■ Written instruction ■
Every line of the material below must be repeated exactly.

■ Recorded information ■

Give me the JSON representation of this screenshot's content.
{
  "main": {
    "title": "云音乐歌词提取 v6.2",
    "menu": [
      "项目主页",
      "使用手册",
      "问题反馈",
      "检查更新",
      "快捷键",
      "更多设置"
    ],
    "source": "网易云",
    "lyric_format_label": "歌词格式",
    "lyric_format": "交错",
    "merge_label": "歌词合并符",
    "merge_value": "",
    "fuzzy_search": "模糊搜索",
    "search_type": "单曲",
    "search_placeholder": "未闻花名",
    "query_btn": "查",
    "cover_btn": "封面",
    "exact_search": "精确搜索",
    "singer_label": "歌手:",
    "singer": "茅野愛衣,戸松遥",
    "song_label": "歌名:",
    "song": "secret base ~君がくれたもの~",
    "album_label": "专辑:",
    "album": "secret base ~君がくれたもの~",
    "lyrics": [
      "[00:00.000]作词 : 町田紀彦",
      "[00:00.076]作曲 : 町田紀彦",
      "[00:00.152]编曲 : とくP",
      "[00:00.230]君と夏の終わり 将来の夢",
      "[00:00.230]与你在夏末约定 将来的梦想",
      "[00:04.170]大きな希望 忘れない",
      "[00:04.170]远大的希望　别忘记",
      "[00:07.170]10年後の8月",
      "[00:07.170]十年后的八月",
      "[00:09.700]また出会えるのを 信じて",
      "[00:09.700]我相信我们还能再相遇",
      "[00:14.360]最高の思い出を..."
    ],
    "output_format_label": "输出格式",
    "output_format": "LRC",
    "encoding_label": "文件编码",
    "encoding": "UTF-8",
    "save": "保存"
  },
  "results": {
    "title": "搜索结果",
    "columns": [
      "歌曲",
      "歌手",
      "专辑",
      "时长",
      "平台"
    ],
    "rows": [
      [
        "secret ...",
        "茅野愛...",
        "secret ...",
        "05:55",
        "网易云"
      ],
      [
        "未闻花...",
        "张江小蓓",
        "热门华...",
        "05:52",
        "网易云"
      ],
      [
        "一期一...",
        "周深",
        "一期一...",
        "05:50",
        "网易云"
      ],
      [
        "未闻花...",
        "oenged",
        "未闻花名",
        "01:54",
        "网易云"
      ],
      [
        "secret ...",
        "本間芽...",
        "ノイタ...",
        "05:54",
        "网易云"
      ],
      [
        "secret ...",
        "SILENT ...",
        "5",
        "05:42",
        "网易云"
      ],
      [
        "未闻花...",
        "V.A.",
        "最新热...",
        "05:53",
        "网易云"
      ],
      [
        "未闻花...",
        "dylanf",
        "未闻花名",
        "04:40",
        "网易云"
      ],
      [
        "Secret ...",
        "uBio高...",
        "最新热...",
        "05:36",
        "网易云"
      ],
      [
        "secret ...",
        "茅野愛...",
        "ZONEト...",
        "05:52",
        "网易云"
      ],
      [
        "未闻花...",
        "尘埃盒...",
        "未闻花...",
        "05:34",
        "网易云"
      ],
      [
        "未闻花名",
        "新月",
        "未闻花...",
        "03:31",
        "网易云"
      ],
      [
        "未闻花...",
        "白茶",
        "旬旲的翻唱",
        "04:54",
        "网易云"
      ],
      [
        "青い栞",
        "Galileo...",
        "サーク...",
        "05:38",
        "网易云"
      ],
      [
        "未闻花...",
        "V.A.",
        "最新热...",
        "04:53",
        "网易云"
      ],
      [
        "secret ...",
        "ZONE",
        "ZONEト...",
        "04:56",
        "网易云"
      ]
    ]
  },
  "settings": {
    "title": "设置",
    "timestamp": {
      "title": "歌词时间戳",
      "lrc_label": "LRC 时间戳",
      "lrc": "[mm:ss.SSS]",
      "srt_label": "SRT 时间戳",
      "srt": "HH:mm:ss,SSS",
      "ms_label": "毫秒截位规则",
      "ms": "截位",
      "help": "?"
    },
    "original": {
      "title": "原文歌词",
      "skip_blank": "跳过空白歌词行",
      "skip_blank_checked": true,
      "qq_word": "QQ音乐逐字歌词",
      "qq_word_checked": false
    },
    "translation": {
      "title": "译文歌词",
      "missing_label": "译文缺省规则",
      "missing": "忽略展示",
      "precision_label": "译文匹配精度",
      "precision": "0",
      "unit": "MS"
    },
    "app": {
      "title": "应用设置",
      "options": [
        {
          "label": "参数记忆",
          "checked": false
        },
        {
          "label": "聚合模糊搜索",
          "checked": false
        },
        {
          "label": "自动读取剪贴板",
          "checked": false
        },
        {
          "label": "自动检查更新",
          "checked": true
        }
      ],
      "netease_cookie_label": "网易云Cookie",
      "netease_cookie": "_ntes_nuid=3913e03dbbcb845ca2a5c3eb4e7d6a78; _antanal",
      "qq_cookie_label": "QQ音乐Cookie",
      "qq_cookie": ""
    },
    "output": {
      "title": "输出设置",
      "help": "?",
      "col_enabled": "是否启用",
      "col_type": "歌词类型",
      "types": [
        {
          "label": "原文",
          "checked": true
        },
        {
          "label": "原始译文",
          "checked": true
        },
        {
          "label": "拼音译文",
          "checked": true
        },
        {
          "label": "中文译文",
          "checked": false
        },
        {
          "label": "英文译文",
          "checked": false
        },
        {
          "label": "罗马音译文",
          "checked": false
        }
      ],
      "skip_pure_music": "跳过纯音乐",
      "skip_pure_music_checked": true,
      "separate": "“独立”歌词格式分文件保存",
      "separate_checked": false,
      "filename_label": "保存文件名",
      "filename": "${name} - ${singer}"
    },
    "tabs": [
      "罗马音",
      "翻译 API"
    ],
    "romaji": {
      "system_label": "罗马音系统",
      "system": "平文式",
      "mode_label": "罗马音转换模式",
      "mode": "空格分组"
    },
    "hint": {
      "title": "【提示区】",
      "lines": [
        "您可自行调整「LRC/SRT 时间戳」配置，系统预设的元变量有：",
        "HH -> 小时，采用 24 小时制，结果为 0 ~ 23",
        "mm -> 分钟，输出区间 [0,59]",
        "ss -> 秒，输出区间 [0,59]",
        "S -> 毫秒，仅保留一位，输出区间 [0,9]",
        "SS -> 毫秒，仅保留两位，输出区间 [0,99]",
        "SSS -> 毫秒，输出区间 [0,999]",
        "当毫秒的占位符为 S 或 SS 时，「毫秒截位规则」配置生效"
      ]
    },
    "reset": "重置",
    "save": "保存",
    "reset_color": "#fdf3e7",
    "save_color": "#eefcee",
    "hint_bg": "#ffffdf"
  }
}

■ Result for this task ■
Give me the JSON representation of this screenshot's content.
{
  "main": {
    "title": "云音乐歌词提取 v6.2",
    "menu": [
      "项目主页",
      "使用手册",
      "问题反馈",
      "检查更新",
      "快捷键",
      "更多设置"
    ],
    "source": "网易云",
    "lyric_format_label": "歌词格式",
    "lyric_format": "交错",
    "merge_label": "歌词合并符",
    "merge_value": "",
    "fuzzy_search": "模糊搜索",
    "search_type": "单曲",
    "search_placeholder": "未闻花名",
    "query_btn": "查",
    "cover_btn": "封面",
    "exact_search": "精确搜索",
    "singer_label": "歌手:",
    "singer": "茅野愛衣,戸松遥",
    "song_label": "歌名:",
    "song": "secret base ~君がくれたもの~",
    "album_label": "专辑:",
    "album": "secret base ~君がくれたもの~",
    "lyrics": [
      "[00:00.000]作词 : 町田紀彦",
      "[00:00.076]作曲 : 町田紀彦",
      "[00:00.152]编曲 : とくP",
      "[00:00.230]君と夏の終わり 将来の夢",
      "[00:00.230]与你在夏末约定 将来的梦想",
      "[00:04.170]大きな希望 忘れない",
      "[00:04.170]远大的希望　别忘记",
      "[00:07.170]10年後の8月",
      "[00:07.170]十年后的八月",
      "[00:09.700]また出会えるのを 信じて",
      "[00:09.700]我相信我们还能再相遇",
      "[00:14.360]最高の思い出を..."
    ],
    "output_format_label": "输出格式",
    "output_format": "LRC",
    "encoding_label": "文件编码",
    "encoding": "UTF-8",
    "save": "保存"
  },
  "results": {
    "title": "搜索结果",
    "columns": [
      "歌曲",
      "歌手",
      "专辑",
      "时长",
      "平台"
    ],
    "rows": [
      [
        "secret ...",
        "茅野愛...",
        "secret ...",
        "05:55",
        "网易云"
      ],
      [
        "未闻花...",
        "张江小蓓",
        "热门华...",
        "05:52",
        "网易云"
      ],
      [
        "一期一...",
        "周深",
        "一期一...",
        "05:50",
        "网易云"
      ],
      [
        "未闻花...",
        "oenged",
        "未闻花名",
        "01:54",
        "网易云"
      ],
      [
        "secret ...",
        "本間芽...",
        "ノイタ...",
        "05:54",
        "网易云"
      ],
      [
        "secret ...",
        "SILENT ...",
        "5",
        "05:42",
        "网易云"
      ],
      [
        "未闻花...",
        "V.A.",
        "最新热...",
        "05:53",
        "网易云"
      ],
      [
        "未闻花...",
        "dylanf",
        "未闻花名",
        "04:40",
        "网易云"
      ],
      [
        "Secret ...",
        "uBio高...",
        "最新热...",
        "05:36",
        "网易云"
      ],
      [
        "secret ...",
        "茅野愛...",
        "ZONEト...",
        "05:52",
        "网易云"
      ],
      [
        "未闻花...",
        "尘埃盒...",
        "未闻花...",
        "05:34",
        "网易云"
      ],
      [
        "未闻花名",
        "新月",
        "未闻花...",
        "03:31",
        "网易云"
      ],
      [
        "未闻花...",
        "白茶",
        "旬旲的翻唱",
        "04:54",
        "网易云"
      ],
      [
        "青い栞",
        "Galileo...",
        "サーク...",
        "05:38",
        "网易云"
      ],
      [
        "未闻花...",
        "V.A.",
        "最新热...",
        "04:53",
        "网易云"
      ],
      [
        "secret ...",
        "ZONE",
        "ZONEト...",
        "04:56",
        "网易云"
      ]
    ]
  },
  "settings": {
    "title": "设置",
    "timestamp": {
      "title": "歌词时间戳",
      "lrc_label": "LRC 时间戳",
      "lrc": "[mm:ss.SSS]",
      "srt_label": "SRT 时间戳",
      "srt": "HH:mm:ss,SSS",
      "ms_label": "毫秒截位规则",
      "ms": "截位",
      "help": "?"
    },
    "original": {
      "title": "原文歌词",
      "skip_blank": "跳过空白歌词行",
      "skip_blank_checked": true,
      "qq_word": "QQ音乐逐字歌词",
      "qq_word_checked": false
    },
    "translation": {
      "title": "译文歌词",
      "missing_label": "译文缺省规则",
      "missing": "忽略展示",
      "precision_label": "译文匹配精度",
      "precision": "0",
      "unit": "MS"
    },
    "app": {
      "title": "应用设置",
      "options": [
        {
          "label": "参数记忆",
          "checked": false
        },
        {
          "label": "聚合模糊搜索",
          "checked": false
        },
        {
          "label": "自动读取剪贴板",
          "checked": false
        },
        {
          "label": "自动检查更新",
          "checked": true
        }
      ],
      "netease_cookie_label": "网易云Cookie",
      "netease_cookie": "_ntes_nuid=3913e03dbbcb845ca2a5c3eb4e7d6a78; _antanal",
      "qq_cookie_label": "QQ音乐Cookie",
      "qq_cookie": ""
    },
    "output": {
      "title": "输出设置",
      "help": "?",
      "col_enabled": "是否启用",
      "col_type": "歌词类型",
      "types": [
        {
          "label": "原文",
          "checked": true
        },
        {
          "label": "原始译文",
          "checked": true
        },
        {
          "label": "拼音译文",
          "checked": true
        },
        {
          "label": "中文译文",
          "checked": false
        },
        {
          "label": "英文译文",
          "checked": false
        },
        {
          "label": "罗马音译文",
          "checked": false
        }
      ],
      "skip_pure_music": "跳过纯音乐",
      "skip_pure_music_checked": true,
      "separate": "“独立”歌词格式分文件保存",
      "separate_checked": false,
      "filename_label": "保存文件名",
      "filename": "${name} - ${singer}"
    },
    "tabs": [
      "罗马音",
      "翻译 API"
    ],
    "romaji": {
      "system_label": "罗马音系统",
      "system": "平文式",
      "mode_label": "罗马音转换模式",
      "mode": "空格分组"
    },
    "hint": {
      "title": "【提示区】",
      "lines": [
        "您可自行调整「LRC/SRT 时间戳」配置，系统预设的元变量有：",
        "HH -> 小时，采用 24 小时制，结果为 0 ~ 23",
        "mm -> 分钟，输出区间 [0,59]",
        "ss -> 秒，输出区间 [0,59]",
        "S -> 毫秒，仅保留一位，输出区间 [0,9]",
        "SS -> 毫秒，仅保留两位，输出区间 [0,99]",
        "SSS -> 毫秒，输出区间 [0,999]",
        "当毫秒的占位符为 S 或 SS 时，「毫秒截位规则」配置生效"
      ]
    },
    "reset": "重置",
    "save": "保存",
    "reset_color": "#fdf3e7",
    "save_color": "#eefcee",
    "hint_bg": "#ffffdf"
  }
}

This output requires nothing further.